REQUIRED WORK: In your copy, include every line of the listing below exactly but none of the pictures.

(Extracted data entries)
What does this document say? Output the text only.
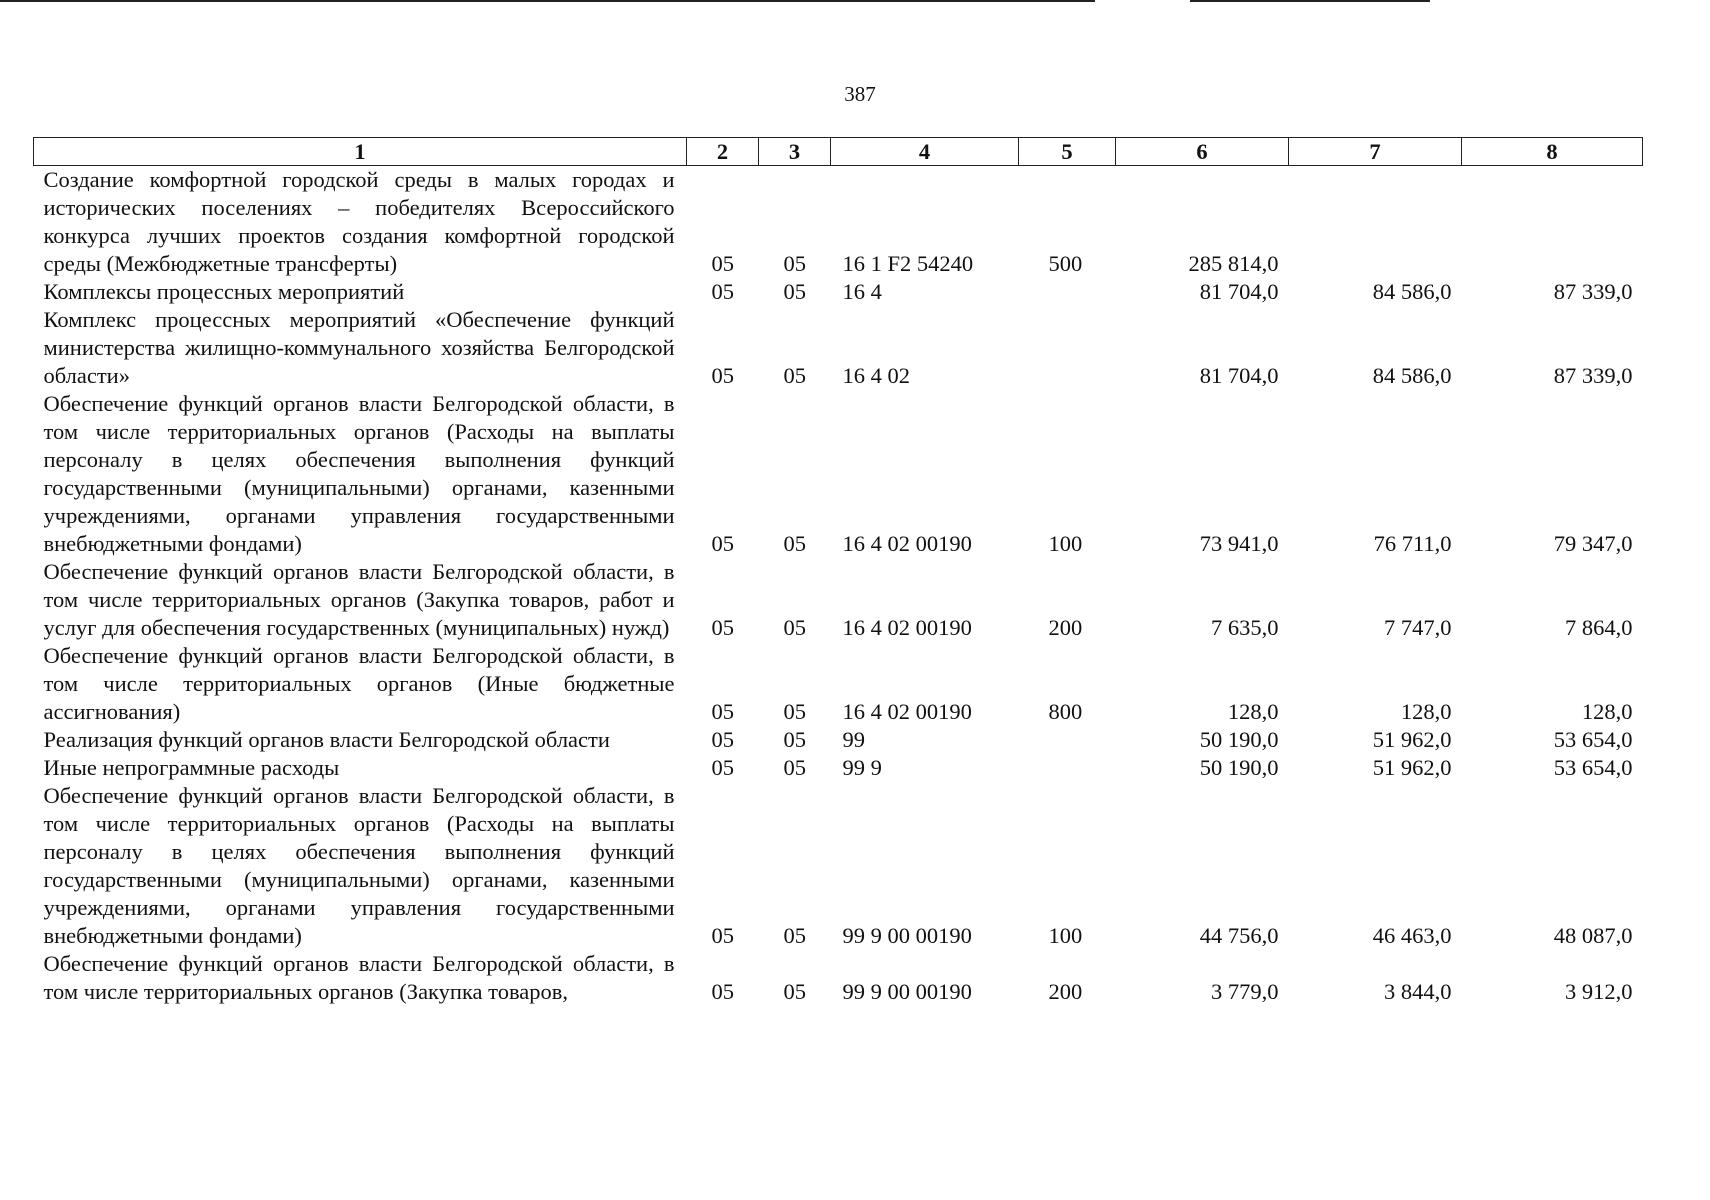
387
1	2	3	4	5	6	7	8
Создание комфортной городской среды в малых городах и исторических поселениях – победителях Всероссийского конкурса лучших проектов создания комфортной городской среды (Межбюджетные трансферты)	05	05	16 1 F2 54240	500	285 814,0		
Комплексы процессных мероприятий	05	05	16 4		81 704,0	84 586,0	87 339,0
Комплекс процессных мероприятий «Обеспечение функций министерства жилищно-коммунального хозяйства Белгородской области»	05	05	16 4 02		81 704,0	84 586,0	87 339,0
Обеспечение функций органов власти Белгородской области, в том числе территориальных органов (Расходы на выплаты персоналу в целях обеспечения выполнения функций государственными (муниципальными) органами, казенными учреждениями, органами управления государственными внебюджетными фондами)	05	05	16 4 02 00190	100	73 941,0	76 711,0	79 347,0
Обеспечение функций органов власти Белгородской области, в том числе территориальных органов (Закупка товаров, работ и услуг для обеспечения государственных (муниципальных) нужд)	05	05	16 4 02 00190	200	7 635,0	7 747,0	7 864,0
Обеспечение функций органов власти Белгородской области, в том числе территориальных органов (Иные бюджетные ассигнования)	05	05	16 4 02 00190	800	128,0	128,0	128,0
Реализация функций органов власти Белгородской области	05	05	99		50 190,0	51 962,0	53 654,0
Иные непрограммные расходы	05	05	99 9		50 190,0	51 962,0	53 654,0
Обеспечение функций органов власти Белгородской области, в том числе территориальных органов (Расходы на выплаты персоналу в целях обеспечения выполнения функций государственными (муниципальными) органами, казенными учреждениями, органами управления государственными внебюджетными фондами)	05	05	99 9 00 00190	100	44 756,0	46 463,0	48 087,0
Обеспечение функций органов власти Белгородской области, в том числе территориальных органов (Закупка товаров,	05	05	99 9 00 00190	200	3 779,0	3 844,0	3 912,0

EXERCISE RESPONSE:
What does this document say? Output the text only.
387
1	2	3	4	5	6	7	8
Создание комфортной городской среды в малых городах и исторических поселениях – победителях Всероссийского конкурса лучших проектов создания комфортной городской среды (Межбюджетные трансферты)	05	05	16 1 F2 54240	500	285 814,0		
Комплексы процессных мероприятий	05	05	16 4		81 704,0	84 586,0	87 339,0
Комплекс процессных мероприятий «Обеспечение функций министерства жилищно-коммунального хозяйства Белгородской области»	05	05	16 4 02		81 704,0	84 586,0	87 339,0
Обеспечение функций органов власти Белгородской области, в том числе территориальных органов (Расходы на выплаты персоналу в целях обеспечения выполнения функций государственными (муниципальными) органами, казенными учреждениями, органами управления государственными внебюджетными фондами)	05	05	16 4 02 00190	100	73 941,0	76 711,0	79 347,0
Обеспечение функций органов власти Белгородской области, в том числе территориальных органов (Закупка товаров, работ и услуг для обеспечения государственных (муниципальных) нужд)	05	05	16 4 02 00190	200	7 635,0	7 747,0	7 864,0
Обеспечение функций органов власти Белгородской области, в том числе территориальных органов (Иные бюджетные ассигнования)	05	05	16 4 02 00190	800	128,0	128,0	128,0
Реализация функций органов власти Белгородской области	05	05	99		50 190,0	51 962,0	53 654,0
Иные непрограммные расходы	05	05	99 9		50 190,0	51 962,0	53 654,0
Обеспечение функций органов власти Белгородской области, в том числе территориальных органов (Расходы на выплаты персоналу в целях обеспечения выполнения функций государственными (муниципальными) органами, казенными учреждениями, органами управления государственными внебюджетными фондами)	05	05	99 9 00 00190	100	44 756,0	46 463,0	48 087,0
Обеспечение функций органов власти Белгородской области, в том числе территориальных органов (Закупка товаров,	05	05	99 9 00 00190	200	3 779,0	3 844,0	3 912,0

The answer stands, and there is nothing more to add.